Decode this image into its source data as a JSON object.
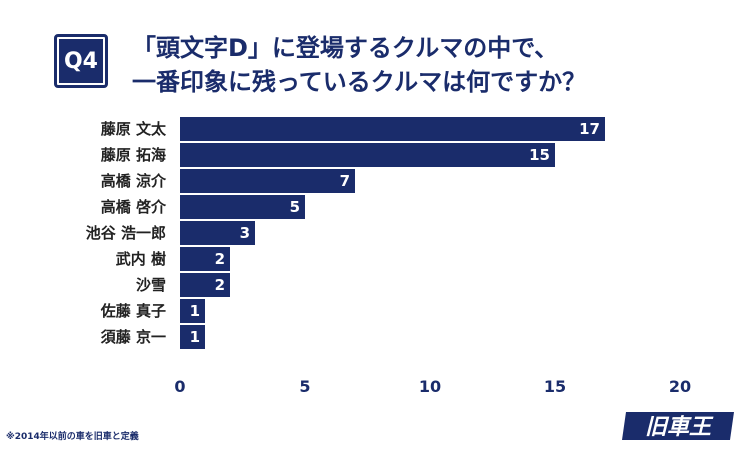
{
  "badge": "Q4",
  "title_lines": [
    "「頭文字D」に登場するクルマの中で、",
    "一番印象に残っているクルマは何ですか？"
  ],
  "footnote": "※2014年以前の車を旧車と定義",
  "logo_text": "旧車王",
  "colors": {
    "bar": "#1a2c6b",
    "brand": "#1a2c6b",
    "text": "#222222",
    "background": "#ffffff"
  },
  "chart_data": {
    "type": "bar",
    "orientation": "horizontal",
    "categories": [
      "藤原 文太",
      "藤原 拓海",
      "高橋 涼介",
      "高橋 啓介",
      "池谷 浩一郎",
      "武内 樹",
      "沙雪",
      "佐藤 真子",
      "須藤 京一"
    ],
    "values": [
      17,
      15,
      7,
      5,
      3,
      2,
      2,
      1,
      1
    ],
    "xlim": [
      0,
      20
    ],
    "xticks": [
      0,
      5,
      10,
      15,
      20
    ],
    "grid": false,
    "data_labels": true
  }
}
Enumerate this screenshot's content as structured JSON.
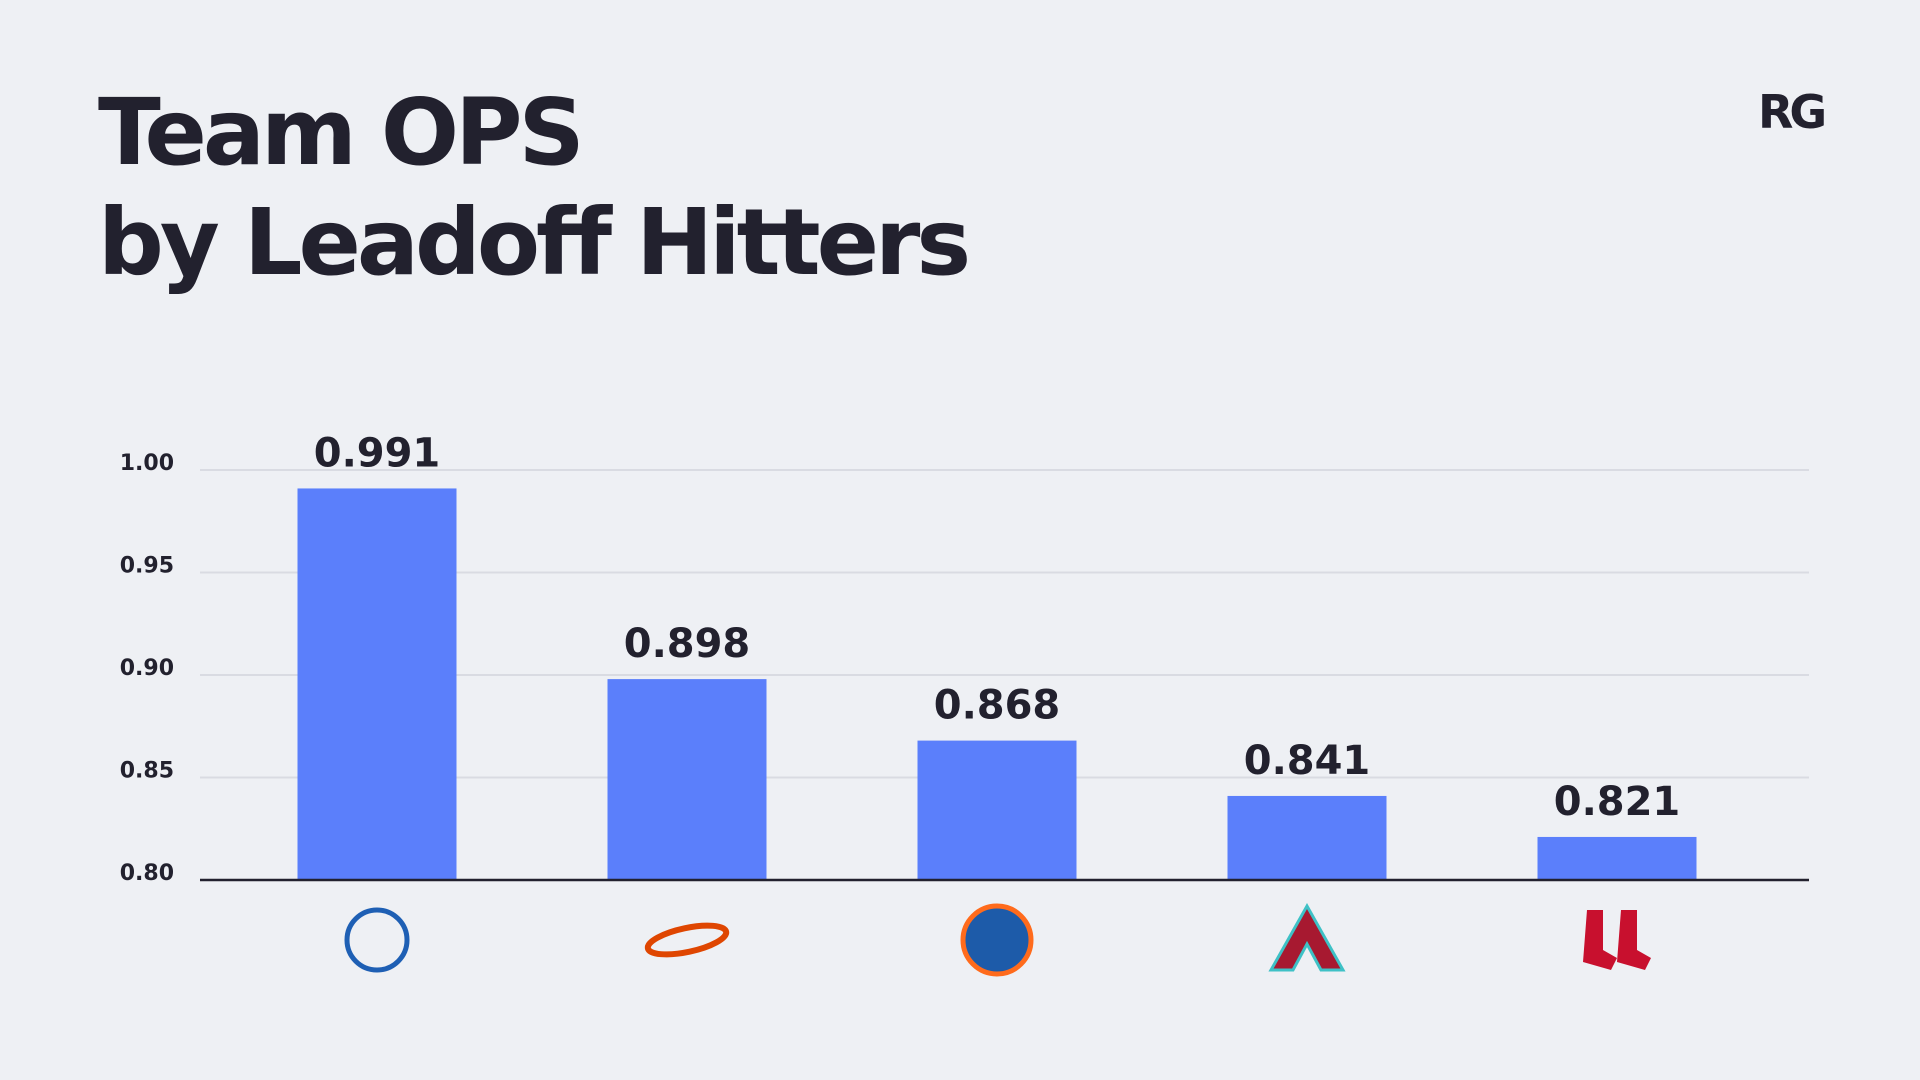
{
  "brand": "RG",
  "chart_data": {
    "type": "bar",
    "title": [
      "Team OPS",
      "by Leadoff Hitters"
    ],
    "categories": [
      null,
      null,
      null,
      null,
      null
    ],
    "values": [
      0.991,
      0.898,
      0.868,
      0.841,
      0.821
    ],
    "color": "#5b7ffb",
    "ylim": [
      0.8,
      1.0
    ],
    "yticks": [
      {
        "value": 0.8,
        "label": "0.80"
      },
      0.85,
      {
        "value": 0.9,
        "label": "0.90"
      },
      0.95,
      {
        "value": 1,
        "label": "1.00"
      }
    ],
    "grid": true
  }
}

————————

AIM OF THE TASK: A faithful copy of the records above is needed, with the pictures left out.

SOLUTION TO THE PROBLEM:
Decode this image into its source data as a JSON object.
{
  "badge": "Q4",
  "title_lines": [
    "「頭文字D」に登場するクルマの中で、",
    "一番印象に残っているクルマは何ですか？"
  ],
  "footnote": "※2014年以前の車を旧車と定義",
  "logo_text": "旧車王",
  "colors": {
    "bar": "#1a2c6b",
    "brand": "#1a2c6b",
    "text": "#222222",
    "background": "#ffffff"
  },
  "chart_data": {
    "type": "bar",
    "orientation": "horizontal",
    "categories": [
      "藤原 文太",
      "藤原 拓海",
      "高橋 涼介",
      "高橋 啓介",
      "池谷 浩一郎",
      "武内 樹",
      "沙雪",
      "佐藤 真子",
      "須藤 京一"
    ],
    "values": [
      17,
      15,
      7,
      5,
      3,
      2,
      2,
      1,
      1
    ],
    "xlim": [
      0,
      20
    ],
    "xticks": [
      0,
      5,
      10,
      15,
      20
    ],
    "grid": false,
    "data_labels": true
  }
}
Enumerate this screenshot's content as structured JSON.
{
  "brand": "RG",
  "chart_data": {
    "type": "bar",
    "title": [
      "Team OPS",
      "by Leadoff Hitters"
    ],
    "categories": [
      null,
      null,
      null,
      null,
      null
    ],
    "values": [
      0.991,
      0.898,
      0.868,
      0.841,
      0.821
    ],
    "color": "#5b7ffb",
    "ylim": [
      0.8,
      1.0
    ],
    "yticks": [
      {
        "value": 0.8,
        "label": "0.80"
      },
      0.85,
      {
        "value": 0.9,
        "label": "0.90"
      },
      0.95,
      {
        "value": 1,
        "label": "1.00"
      }
    ],
    "grid": true
  }
}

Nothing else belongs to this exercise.